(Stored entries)
>> begin

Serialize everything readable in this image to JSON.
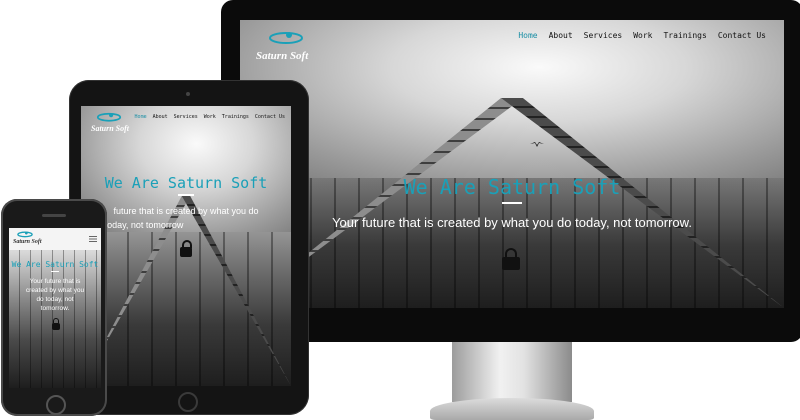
{
  "brand": {
    "name": "Saturn Soft"
  },
  "nav": {
    "items": [
      "Home",
      "About",
      "Services",
      "Work",
      "Trainings",
      "Contact Us"
    ],
    "active": "Home"
  },
  "hero": {
    "title": "We Are Saturn Soft",
    "subtitle": "Your future that is created by what you do today, not tomorrow.",
    "subtitle_tablet_lines": [
      "future that is created by what you do",
      "today, not tomorrow"
    ],
    "subtitle_phone_lines": [
      "Your future that is",
      "created by what you",
      "do today, not",
      "tomorrow."
    ]
  },
  "colors": {
    "accent": "#1b8fa5",
    "title": "#1aa0b8",
    "bezel": "#0b0b0b"
  },
  "icons": [
    "saturn-logo-icon",
    "lock-icon",
    "bird-icon",
    "menu-icon"
  ]
}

>> end

Copy the material above exactly and drop the pictures.

Serialize everything readable in this image to JSON.
{
  "brand": {
    "name": "Saturn Soft"
  },
  "nav": {
    "items": [
      "Home",
      "About",
      "Services",
      "Work",
      "Trainings",
      "Contact Us"
    ],
    "active": "Home"
  },
  "hero": {
    "title": "We Are Saturn Soft",
    "subtitle": "Your future that is created by what you do today, not tomorrow.",
    "subtitle_tablet_lines": [
      "future that is created by what you do",
      "today, not tomorrow"
    ],
    "subtitle_phone_lines": [
      "Your future that is",
      "created by what you",
      "do today, not",
      "tomorrow."
    ]
  },
  "colors": {
    "accent": "#1b8fa5",
    "title": "#1aa0b8",
    "bezel": "#0b0b0b"
  },
  "icons": [
    "saturn-logo-icon",
    "lock-icon",
    "bird-icon",
    "menu-icon"
  ]
}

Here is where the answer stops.